Task directions
All the data below goes into the copy word for word, but the pictures don't.

Records for the exercise
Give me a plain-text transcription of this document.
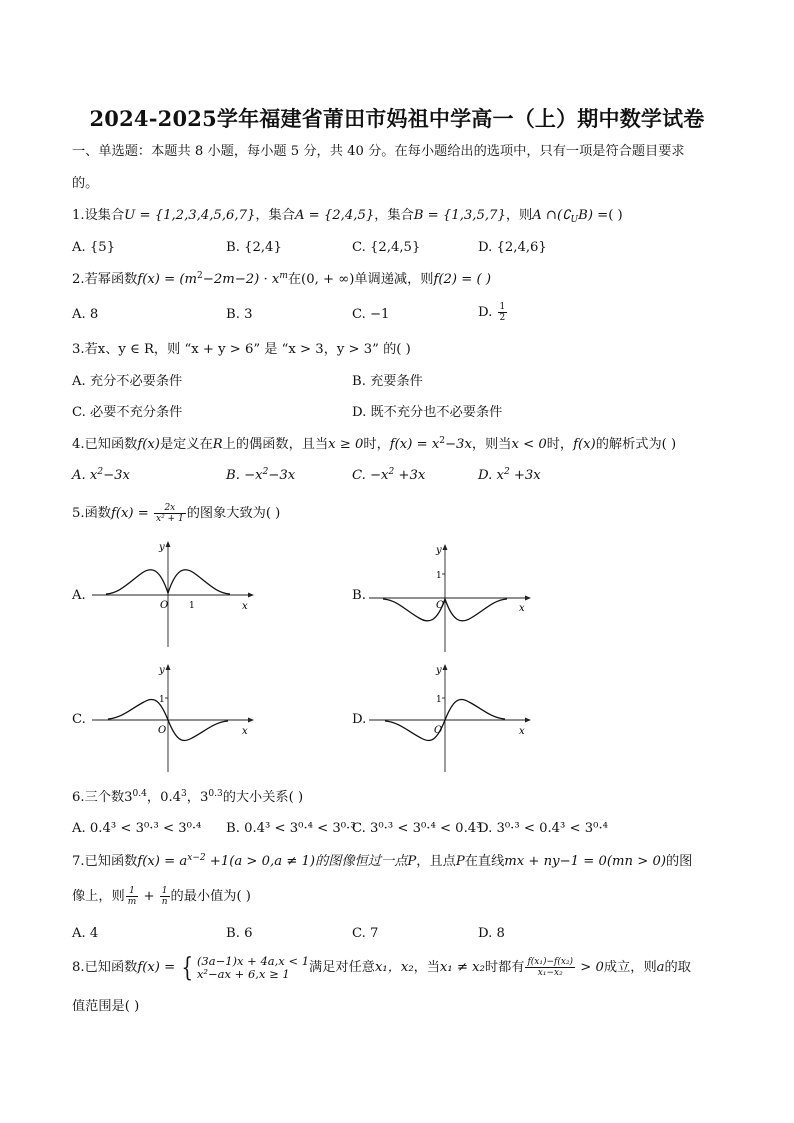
2024-2025学年福建省莆田市妈祖中学高一（上）期中数学试卷
一、单选题：本题共 8 小题，每小题 5 分，共 40 分。在每小题给出的选项中，只有一项是符合题目要求
的。
1.设集合U = {1,2,3,4,5,6,7}，集合A = {2,4,5}，集合B = {1,3,5,7}，则A $\cap(∁_UB)$ =( )
A. {5}	B. {2,4}	C. {2,4,5}	D. {2,4,6}
2.若幂函数$f(x) = (m^2-2m-2) \cdot x^m$在(0, + ∞)单调递减，则f(2) = ( )
A. 8	B. 3	C. −1	D. $\frac{1}{2}$
3.若x、y ∈ R，则 “x + y > 6” 是 “x > 3，y > 3” 的( )
A. 充分不必要条件	B. 充要条件
C. 必要不充分条件	D. 既不充分也不必要条件
4.已知函数f(x)是定义在R上的偶函数，且当x ≥ 0时，$f(x) = x^2-3x$，则当x < 0时，f(x)的解析式为( )
A. $x^2-3x$	B. $-x^2-3x$	C. $-x^2 +3x$	D. $x^2 +3x$
5.函数$f(x) = \frac{2x}{\text{x² + 1}}$ 的图象大致为( )
A.	B.
C.	D.
y
x
O 1
y
x
O
1
y
x
O
1
y
x
O
1
6.三个数$3^{0.4}$，$0.4^3$，$3^{0.3}$的大小关系( )
A. 0.4³ < 3⁰·³ < 3⁰·⁴ B. 0.4³ < 3⁰·⁴ < 3⁰·³
C. 3⁰·³ < 3⁰·⁴ < 0.4³
D. 3⁰·³ < 0.4³ < 3⁰·⁴
7.已知函数$f(x) = a^{x-2} +1(a > 0,a \ne 1)$的图像恒过一点P，且点P在直线mx + ny−1 = 0(mn > 0)的图
像上，则 $\frac{1}{m} + \frac{1}{n}$ 的最小值为( )
A. 4	B. 6	C. 7	D. 8
8.已知函数f(x) = { (3a−1)x + 4a,x < 1
x²−ax + 6,x ≥ 1	满足对任意x₁，x₂，当x₁ ≠ x₂时都有 $\frac{\text{f(x₁)−f(x₂)}}{\text{x₁−x₂}} > 0$成立，则a的取
值范围是( )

Task response
Give me a plain-text transcription of this document.
2024-2025学年福建省莆田市妈祖中学高一（上）期中数学试卷
一、单选题：本题共 8 小题，每小题 5 分，共 40 分。在每小题给出的选项中，只有一项是符合题目要求
的。
1.设集合U = {1,2,3,4,5,6,7}，集合A = {2,4,5}，集合B = {1,3,5,7}，则A $\cap(∁_UB)$ =( )
A. {5}	B. {2,4}	C. {2,4,5}	D. {2,4,6}
2.若幂函数$f(x) = (m^2-2m-2) \cdot x^m$在(0, + ∞)单调递减，则f(2) = ( )
A. 8	B. 3	C. −1	D. $\frac{1}{2}$
3.若x、y ∈ R，则 “x + y > 6” 是 “x > 3，y > 3” 的( )
A. 充分不必要条件	B. 充要条件
C. 必要不充分条件	D. 既不充分也不必要条件
4.已知函数f(x)是定义在R上的偶函数，且当x ≥ 0时，$f(x) = x^2-3x$，则当x < 0时，f(x)的解析式为( )
A. $x^2-3x$	B. $-x^2-3x$	C. $-x^2 +3x$	D. $x^2 +3x$
5.函数$f(x) = \frac{2x}{\text{x² + 1}}$ 的图象大致为( )
A.	B.
C.	D.
y
x
O 1
y
x
O
1
y
x
O
1
y
x
O
1
6.三个数$3^{0.4}$，$0.4^3$，$3^{0.3}$的大小关系( )
A. 0.4³ < 3⁰·³ < 3⁰·⁴ B. 0.4³ < 3⁰·⁴ < 3⁰·³
C. 3⁰·³ < 3⁰·⁴ < 0.4³
D. 3⁰·³ < 0.4³ < 3⁰·⁴
7.已知函数$f(x) = a^{x-2} +1(a > 0,a \ne 1)$的图像恒过一点P，且点P在直线mx + ny−1 = 0(mn > 0)的图
像上，则 $\frac{1}{m} + \frac{1}{n}$ 的最小值为( )
A. 4	B. 6	C. 7	D. 8
8.已知函数f(x) = { (3a−1)x + 4a,x < 1
x²−ax + 6,x ≥ 1	满足对任意x₁，x₂，当x₁ ≠ x₂时都有 $\frac{\text{f(x₁)−f(x₂)}}{\text{x₁−x₂}} > 0$成立，则a的取
值范围是( )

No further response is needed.